_WHAT IS EXPECTED:_
Copy out every record precisely.

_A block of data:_
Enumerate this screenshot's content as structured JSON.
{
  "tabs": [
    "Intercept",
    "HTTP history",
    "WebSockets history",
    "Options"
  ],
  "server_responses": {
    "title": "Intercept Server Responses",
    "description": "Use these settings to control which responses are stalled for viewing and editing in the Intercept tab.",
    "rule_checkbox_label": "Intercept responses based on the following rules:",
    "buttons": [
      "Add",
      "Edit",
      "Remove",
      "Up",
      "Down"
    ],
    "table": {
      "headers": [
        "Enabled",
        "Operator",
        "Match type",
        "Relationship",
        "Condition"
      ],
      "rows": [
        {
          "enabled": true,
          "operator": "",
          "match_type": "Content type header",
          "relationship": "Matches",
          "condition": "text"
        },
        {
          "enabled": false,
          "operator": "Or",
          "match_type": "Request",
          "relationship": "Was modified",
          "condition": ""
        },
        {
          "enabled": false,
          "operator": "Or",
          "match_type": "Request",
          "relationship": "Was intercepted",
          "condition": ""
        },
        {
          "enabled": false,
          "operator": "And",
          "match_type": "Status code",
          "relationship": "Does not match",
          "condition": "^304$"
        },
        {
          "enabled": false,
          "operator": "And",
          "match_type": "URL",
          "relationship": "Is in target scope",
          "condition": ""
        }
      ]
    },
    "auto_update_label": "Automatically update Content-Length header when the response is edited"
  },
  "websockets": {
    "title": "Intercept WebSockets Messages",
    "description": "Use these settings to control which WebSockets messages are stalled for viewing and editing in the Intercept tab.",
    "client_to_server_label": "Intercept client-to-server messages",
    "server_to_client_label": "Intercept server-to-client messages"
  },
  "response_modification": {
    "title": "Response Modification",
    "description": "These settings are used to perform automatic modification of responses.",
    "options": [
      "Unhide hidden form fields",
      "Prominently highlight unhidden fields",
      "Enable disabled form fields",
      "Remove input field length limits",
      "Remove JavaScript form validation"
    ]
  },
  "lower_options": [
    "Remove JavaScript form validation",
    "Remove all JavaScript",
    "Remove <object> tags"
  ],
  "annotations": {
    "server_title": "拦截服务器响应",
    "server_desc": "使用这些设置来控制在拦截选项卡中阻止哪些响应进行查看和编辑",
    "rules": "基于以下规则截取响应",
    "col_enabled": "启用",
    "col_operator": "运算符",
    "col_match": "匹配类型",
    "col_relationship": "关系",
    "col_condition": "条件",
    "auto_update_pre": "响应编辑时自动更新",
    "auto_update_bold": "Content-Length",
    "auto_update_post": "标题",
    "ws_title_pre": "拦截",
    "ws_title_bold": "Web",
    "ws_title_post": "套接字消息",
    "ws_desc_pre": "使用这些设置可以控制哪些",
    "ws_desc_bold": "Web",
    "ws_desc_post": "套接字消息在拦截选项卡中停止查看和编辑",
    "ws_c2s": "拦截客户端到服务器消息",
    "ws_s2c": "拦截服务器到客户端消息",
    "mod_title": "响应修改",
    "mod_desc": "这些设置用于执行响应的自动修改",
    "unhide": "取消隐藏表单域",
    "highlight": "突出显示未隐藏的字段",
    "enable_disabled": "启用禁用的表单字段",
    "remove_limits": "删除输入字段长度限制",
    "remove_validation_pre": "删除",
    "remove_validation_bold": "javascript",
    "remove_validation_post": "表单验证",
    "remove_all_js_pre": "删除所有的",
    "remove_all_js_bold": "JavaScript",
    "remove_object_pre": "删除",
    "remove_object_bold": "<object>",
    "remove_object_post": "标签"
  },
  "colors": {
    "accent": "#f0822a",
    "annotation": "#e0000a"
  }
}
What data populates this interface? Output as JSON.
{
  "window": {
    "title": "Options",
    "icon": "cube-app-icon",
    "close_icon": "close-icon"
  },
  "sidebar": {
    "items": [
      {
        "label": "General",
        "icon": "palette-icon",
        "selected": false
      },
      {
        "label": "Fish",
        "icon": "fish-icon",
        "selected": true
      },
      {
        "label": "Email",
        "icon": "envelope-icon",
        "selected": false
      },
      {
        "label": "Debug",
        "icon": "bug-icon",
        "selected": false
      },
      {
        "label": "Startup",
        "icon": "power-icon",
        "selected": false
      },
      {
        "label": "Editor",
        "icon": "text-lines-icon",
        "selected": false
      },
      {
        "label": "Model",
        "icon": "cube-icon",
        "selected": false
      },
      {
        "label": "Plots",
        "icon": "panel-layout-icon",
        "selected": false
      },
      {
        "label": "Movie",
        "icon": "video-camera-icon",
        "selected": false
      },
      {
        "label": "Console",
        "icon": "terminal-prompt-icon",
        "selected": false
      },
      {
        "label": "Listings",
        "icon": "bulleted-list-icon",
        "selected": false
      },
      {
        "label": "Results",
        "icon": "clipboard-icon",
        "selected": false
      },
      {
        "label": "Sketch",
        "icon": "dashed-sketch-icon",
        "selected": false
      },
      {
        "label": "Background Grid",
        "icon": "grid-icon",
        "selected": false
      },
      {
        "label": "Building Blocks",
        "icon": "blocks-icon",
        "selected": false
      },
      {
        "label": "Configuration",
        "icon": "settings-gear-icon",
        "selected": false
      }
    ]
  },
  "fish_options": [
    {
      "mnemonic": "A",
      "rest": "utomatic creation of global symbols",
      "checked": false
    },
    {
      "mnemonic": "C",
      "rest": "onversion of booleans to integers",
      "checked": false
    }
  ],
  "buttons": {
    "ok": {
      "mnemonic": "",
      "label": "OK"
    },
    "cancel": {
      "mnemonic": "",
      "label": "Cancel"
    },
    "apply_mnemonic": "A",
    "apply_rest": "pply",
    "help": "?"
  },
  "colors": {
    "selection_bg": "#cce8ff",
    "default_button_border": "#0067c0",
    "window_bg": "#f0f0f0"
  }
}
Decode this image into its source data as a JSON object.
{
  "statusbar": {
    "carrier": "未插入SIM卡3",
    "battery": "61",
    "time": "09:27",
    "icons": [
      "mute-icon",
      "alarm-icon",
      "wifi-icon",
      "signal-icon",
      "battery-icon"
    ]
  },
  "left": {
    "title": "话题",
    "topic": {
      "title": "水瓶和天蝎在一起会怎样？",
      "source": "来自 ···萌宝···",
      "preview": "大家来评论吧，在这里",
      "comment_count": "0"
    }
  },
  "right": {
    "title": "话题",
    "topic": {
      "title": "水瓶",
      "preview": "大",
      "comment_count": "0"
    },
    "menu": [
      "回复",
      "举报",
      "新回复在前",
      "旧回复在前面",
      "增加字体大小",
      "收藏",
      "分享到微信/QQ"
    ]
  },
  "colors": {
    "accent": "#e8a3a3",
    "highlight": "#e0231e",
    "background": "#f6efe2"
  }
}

_OUTPUT BELOW:_
Enumerate this screenshot's content as structured JSON.
{
  "tabs": [
    "Intercept",
    "HTTP history",
    "WebSockets history",
    "Options"
  ],
  "server_responses": {
    "title": "Intercept Server Responses",
    "description": "Use these settings to control which responses are stalled for viewing and editing in the Intercept tab.",
    "rule_checkbox_label": "Intercept responses based on the following rules:",
    "buttons": [
      "Add",
      "Edit",
      "Remove",
      "Up",
      "Down"
    ],
    "table": {
      "headers": [
        "Enabled",
        "Operator",
        "Match type",
        "Relationship",
        "Condition"
      ],
      "rows": [
        {
          "enabled": true,
          "operator": "",
          "match_type": "Content type header",
          "relationship": "Matches",
          "condition": "text"
        },
        {
          "enabled": false,
          "operator": "Or",
          "match_type": "Request",
          "relationship": "Was modified",
          "condition": ""
        },
        {
          "enabled": false,
          "operator": "Or",
          "match_type": "Request",
          "relationship": "Was intercepted",
          "condition": ""
        },
        {
          "enabled": false,
          "operator": "And",
          "match_type": "Status code",
          "relationship": "Does not match",
          "condition": "^304$"
        },
        {
          "enabled": false,
          "operator": "And",
          "match_type": "URL",
          "relationship": "Is in target scope",
          "condition": ""
        }
      ]
    },
    "auto_update_label": "Automatically update Content-Length header when the response is edited"
  },
  "websockets": {
    "title": "Intercept WebSockets Messages",
    "description": "Use these settings to control which WebSockets messages are stalled for viewing and editing in the Intercept tab.",
    "client_to_server_label": "Intercept client-to-server messages",
    "server_to_client_label": "Intercept server-to-client messages"
  },
  "response_modification": {
    "title": "Response Modification",
    "description": "These settings are used to perform automatic modification of responses.",
    "options": [
      "Unhide hidden form fields",
      "Prominently highlight unhidden fields",
      "Enable disabled form fields",
      "Remove input field length limits",
      "Remove JavaScript form validation"
    ]
  },
  "lower_options": [
    "Remove JavaScript form validation",
    "Remove all JavaScript",
    "Remove <object> tags"
  ],
  "annotations": {
    "server_title": "拦截服务器响应",
    "server_desc": "使用这些设置来控制在拦截选项卡中阻止哪些响应进行查看和编辑",
    "rules": "基于以下规则截取响应",
    "col_enabled": "启用",
    "col_operator": "运算符",
    "col_match": "匹配类型",
    "col_relationship": "关系",
    "col_condition": "条件",
    "auto_update_pre": "响应编辑时自动更新",
    "auto_update_bold": "Content-Length",
    "auto_update_post": "标题",
    "ws_title_pre": "拦截",
    "ws_title_bold": "Web",
    "ws_title_post": "套接字消息",
    "ws_desc_pre": "使用这些设置可以控制哪些",
    "ws_desc_bold": "Web",
    "ws_desc_post": "套接字消息在拦截选项卡中停止查看和编辑",
    "ws_c2s": "拦截客户端到服务器消息",
    "ws_s2c": "拦截服务器到客户端消息",
    "mod_title": "响应修改",
    "mod_desc": "这些设置用于执行响应的自动修改",
    "unhide": "取消隐藏表单域",
    "highlight": "突出显示未隐藏的字段",
    "enable_disabled": "启用禁用的表单字段",
    "remove_limits": "删除输入字段长度限制",
    "remove_validation_pre": "删除",
    "remove_validation_bold": "javascript",
    "remove_validation_post": "表单验证",
    "remove_all_js_pre": "删除所有的",
    "remove_all_js_bold": "JavaScript",
    "remove_object_pre": "删除",
    "remove_object_bold": "<object>",
    "remove_object_post": "标签"
  },
  "colors": {
    "accent": "#f0822a",
    "annotation": "#e0000a"
  }
}
What data populates this interface? Output as JSON.
{
  "window": {
    "title": "Options",
    "icon": "cube-app-icon",
    "close_icon": "close-icon"
  },
  "sidebar": {
    "items": [
      {
        "label": "General",
        "icon": "palette-icon",
        "selected": false
      },
      {
        "label": "Fish",
        "icon": "fish-icon",
        "selected": true
      },
      {
        "label": "Email",
        "icon": "envelope-icon",
        "selected": false
      },
      {
        "label": "Debug",
        "icon": "bug-icon",
        "selected": false
      },
      {
        "label": "Startup",
        "icon": "power-icon",
        "selected": false
      },
      {
        "label": "Editor",
        "icon": "text-lines-icon",
        "selected": false
      },
      {
        "label": "Model",
        "icon": "cube-icon",
        "selected": false
      },
      {
        "label": "Plots",
        "icon": "panel-layout-icon",
        "selected": false
      },
      {
        "label": "Movie",
        "icon": "video-camera-icon",
        "selected": false
      },
      {
        "label": "Console",
        "icon": "terminal-prompt-icon",
        "selected": false
      },
      {
        "label": "Listings",
        "icon": "bulleted-list-icon",
        "selected": false
      },
      {
        "label": "Results",
        "icon": "clipboard-icon",
        "selected": false
      },
      {
        "label": "Sketch",
        "icon": "dashed-sketch-icon",
        "selected": false
      },
      {
        "label": "Background Grid",
        "icon": "grid-icon",
        "selected": false
      },
      {
        "label": "Building Blocks",
        "icon": "blocks-icon",
        "selected": false
      },
      {
        "label": "Configuration",
        "icon": "settings-gear-icon",
        "selected": false
      }
    ]
  },
  "fish_options": [
    {
      "mnemonic": "A",
      "rest": "utomatic creation of global symbols",
      "checked": false
    },
    {
      "mnemonic": "C",
      "rest": "onversion of booleans to integers",
      "checked": false
    }
  ],
  "buttons": {
    "ok": {
      "mnemonic": "",
      "label": "OK"
    },
    "cancel": {
      "mnemonic": "",
      "label": "Cancel"
    },
    "apply_mnemonic": "A",
    "apply_rest": "pply",
    "help": "?"
  },
  "colors": {
    "selection_bg": "#cce8ff",
    "default_button_border": "#0067c0",
    "window_bg": "#f0f0f0"
  }
}
Decode this image into its source data as a JSON object.
{
  "statusbar": {
    "carrier": "未插入SIM卡3",
    "battery": "61",
    "time": "09:27",
    "icons": [
      "mute-icon",
      "alarm-icon",
      "wifi-icon",
      "signal-icon",
      "battery-icon"
    ]
  },
  "left": {
    "title": "话题",
    "topic": {
      "title": "水瓶和天蝎在一起会怎样？",
      "source": "来自 ···萌宝···",
      "preview": "大家来评论吧，在这里",
      "comment_count": "0"
    }
  },
  "right": {
    "title": "话题",
    "topic": {
      "title": "水瓶",
      "preview": "大",
      "comment_count": "0"
    },
    "menu": [
      "回复",
      "举报",
      "新回复在前",
      "旧回复在前面",
      "增加字体大小",
      "收藏",
      "分享到微信/QQ"
    ]
  },
  "colors": {
    "accent": "#e8a3a3",
    "highlight": "#e0231e",
    "background": "#f6efe2"
  }
}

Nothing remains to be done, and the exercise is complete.